- Stated task
Without the images, write out all of the following entries exactly.

- Dataset records
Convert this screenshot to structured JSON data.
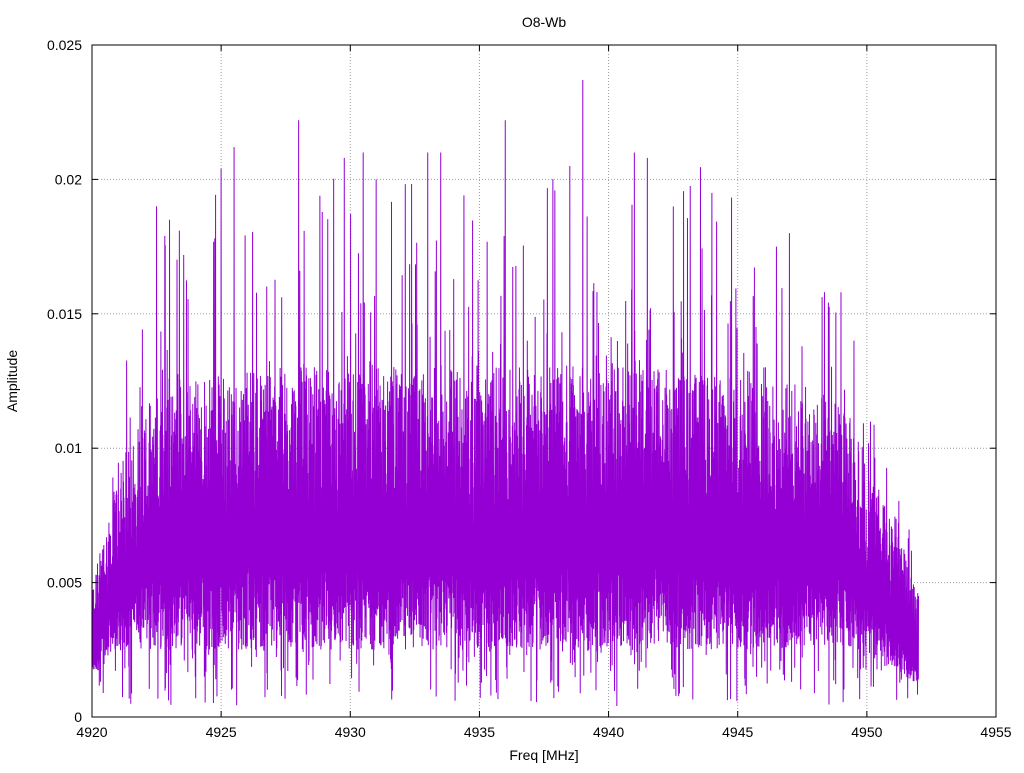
{
  "chart_data": {
    "type": "line",
    "title": "O8-Wb",
    "xlabel": "Freq [MHz]",
    "ylabel": "Amplitude",
    "xlim": [
      4920,
      4955
    ],
    "ylim": [
      0,
      0.025
    ],
    "xticks": [
      "4920",
      "4925",
      "4930",
      "4935",
      "4940",
      "4945",
      "4950",
      "4955"
    ],
    "yticks": [
      "0",
      "0.005",
      "0.01",
      "0.015",
      "0.02",
      "0.025"
    ],
    "grid": true,
    "legend": "none",
    "series_color": "#9400d3",
    "series": [
      {
        "name": "O8-Wb",
        "description_of_envelope": "dense noisy spectrum; values summarized per 0.5 MHz bin",
        "x_start": 4920,
        "x_step": 0.5,
        "peak": [
          0.006,
          0.0107,
          0.011,
          0.0157,
          0.0158,
          0.019,
          0.0185,
          0.0195,
          0.02,
          0.0195,
          0.0204,
          0.0212,
          0.0205,
          0.021,
          0.0224,
          0.021,
          0.0222,
          0.021,
          0.0225,
          0.0215,
          0.0225,
          0.021,
          0.02,
          0.021,
          0.0202,
          0.0215,
          0.021,
          0.021,
          0.021,
          0.0212,
          0.0231,
          0.021,
          0.0222,
          0.0242,
          0.021,
          0.021,
          0.022,
          0.0205,
          0.0237,
          0.021,
          0.0218,
          0.021,
          0.021,
          0.0208,
          0.02,
          0.02,
          0.0203,
          0.021,
          0.0195,
          0.0195,
          0.0198,
          0.018,
          0.0185,
          0.0175,
          0.018,
          0.0165,
          0.016,
          0.016,
          0.0158,
          0.014,
          0.0115,
          0.011,
          0.0095,
          0.008,
          0.0045
        ],
        "upper": [
          0.005,
          0.007,
          0.009,
          0.0105,
          0.0115,
          0.012,
          0.0125,
          0.0125,
          0.0127,
          0.0127,
          0.0128,
          0.0128,
          0.013,
          0.013,
          0.013,
          0.013,
          0.013,
          0.013,
          0.013,
          0.013,
          0.013,
          0.013,
          0.013,
          0.013,
          0.013,
          0.013,
          0.013,
          0.013,
          0.013,
          0.013,
          0.013,
          0.013,
          0.013,
          0.013,
          0.013,
          0.013,
          0.013,
          0.013,
          0.013,
          0.013,
          0.013,
          0.013,
          0.013,
          0.013,
          0.013,
          0.013,
          0.0128,
          0.0128,
          0.0127,
          0.0127,
          0.0126,
          0.0126,
          0.0125,
          0.0125,
          0.0124,
          0.0123,
          0.0122,
          0.012,
          0.0115,
          0.011,
          0.0095,
          0.0085,
          0.007,
          0.006,
          0.0045
        ],
        "lower": [
          0.0015,
          0.002,
          0.0025,
          0.0025,
          0.0025,
          0.0025,
          0.0025,
          0.0025,
          0.0025,
          0.0025,
          0.0025,
          0.0025,
          0.0025,
          0.0025,
          0.0025,
          0.0025,
          0.0025,
          0.0025,
          0.0025,
          0.0025,
          0.0025,
          0.0025,
          0.0025,
          0.0025,
          0.0025,
          0.0025,
          0.0025,
          0.0025,
          0.0025,
          0.0025,
          0.0025,
          0.0025,
          0.0025,
          0.0025,
          0.0025,
          0.0025,
          0.0025,
          0.0025,
          0.0025,
          0.0025,
          0.0025,
          0.0025,
          0.0025,
          0.0025,
          0.0025,
          0.0025,
          0.0025,
          0.0025,
          0.0025,
          0.0025,
          0.0025,
          0.0025,
          0.0025,
          0.0025,
          0.0025,
          0.0025,
          0.0025,
          0.0025,
          0.0025,
          0.0025,
          0.0022,
          0.002,
          0.0018,
          0.0015,
          0.0012
        ],
        "trough": 0.0004
      }
    ]
  }
}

- Answer to the task
Convert this screenshot to structured JSON data.
{
  "chart_data": {
    "type": "line",
    "title": "O8-Wb",
    "xlabel": "Freq [MHz]",
    "ylabel": "Amplitude",
    "xlim": [
      4920,
      4955
    ],
    "ylim": [
      0,
      0.025
    ],
    "xticks": [
      "4920",
      "4925",
      "4930",
      "4935",
      "4940",
      "4945",
      "4950",
      "4955"
    ],
    "yticks": [
      "0",
      "0.005",
      "0.01",
      "0.015",
      "0.02",
      "0.025"
    ],
    "grid": true,
    "legend": "none",
    "series_color": "#9400d3",
    "series": [
      {
        "name": "O8-Wb",
        "description_of_envelope": "dense noisy spectrum; values summarized per 0.5 MHz bin",
        "x_start": 4920,
        "x_step": 0.5,
        "peak": [
          0.006,
          0.0107,
          0.011,
          0.0157,
          0.0158,
          0.019,
          0.0185,
          0.0195,
          0.02,
          0.0195,
          0.0204,
          0.0212,
          0.0205,
          0.021,
          0.0224,
          0.021,
          0.0222,
          0.021,
          0.0225,
          0.0215,
          0.0225,
          0.021,
          0.02,
          0.021,
          0.0202,
          0.0215,
          0.021,
          0.021,
          0.021,
          0.0212,
          0.0231,
          0.021,
          0.0222,
          0.0242,
          0.021,
          0.021,
          0.022,
          0.0205,
          0.0237,
          0.021,
          0.0218,
          0.021,
          0.021,
          0.0208,
          0.02,
          0.02,
          0.0203,
          0.021,
          0.0195,
          0.0195,
          0.0198,
          0.018,
          0.0185,
          0.0175,
          0.018,
          0.0165,
          0.016,
          0.016,
          0.0158,
          0.014,
          0.0115,
          0.011,
          0.0095,
          0.008,
          0.0045
        ],
        "upper": [
          0.005,
          0.007,
          0.009,
          0.0105,
          0.0115,
          0.012,
          0.0125,
          0.0125,
          0.0127,
          0.0127,
          0.0128,
          0.0128,
          0.013,
          0.013,
          0.013,
          0.013,
          0.013,
          0.013,
          0.013,
          0.013,
          0.013,
          0.013,
          0.013,
          0.013,
          0.013,
          0.013,
          0.013,
          0.013,
          0.013,
          0.013,
          0.013,
          0.013,
          0.013,
          0.013,
          0.013,
          0.013,
          0.013,
          0.013,
          0.013,
          0.013,
          0.013,
          0.013,
          0.013,
          0.013,
          0.013,
          0.013,
          0.0128,
          0.0128,
          0.0127,
          0.0127,
          0.0126,
          0.0126,
          0.0125,
          0.0125,
          0.0124,
          0.0123,
          0.0122,
          0.012,
          0.0115,
          0.011,
          0.0095,
          0.0085,
          0.007,
          0.006,
          0.0045
        ],
        "lower": [
          0.0015,
          0.002,
          0.0025,
          0.0025,
          0.0025,
          0.0025,
          0.0025,
          0.0025,
          0.0025,
          0.0025,
          0.0025,
          0.0025,
          0.0025,
          0.0025,
          0.0025,
          0.0025,
          0.0025,
          0.0025,
          0.0025,
          0.0025,
          0.0025,
          0.0025,
          0.0025,
          0.0025,
          0.0025,
          0.0025,
          0.0025,
          0.0025,
          0.0025,
          0.0025,
          0.0025,
          0.0025,
          0.0025,
          0.0025,
          0.0025,
          0.0025,
          0.0025,
          0.0025,
          0.0025,
          0.0025,
          0.0025,
          0.0025,
          0.0025,
          0.0025,
          0.0025,
          0.0025,
          0.0025,
          0.0025,
          0.0025,
          0.0025,
          0.0025,
          0.0025,
          0.0025,
          0.0025,
          0.0025,
          0.0025,
          0.0025,
          0.0025,
          0.0025,
          0.0025,
          0.0022,
          0.002,
          0.0018,
          0.0015,
          0.0012
        ],
        "trough": 0.0004
      }
    ]
  }
}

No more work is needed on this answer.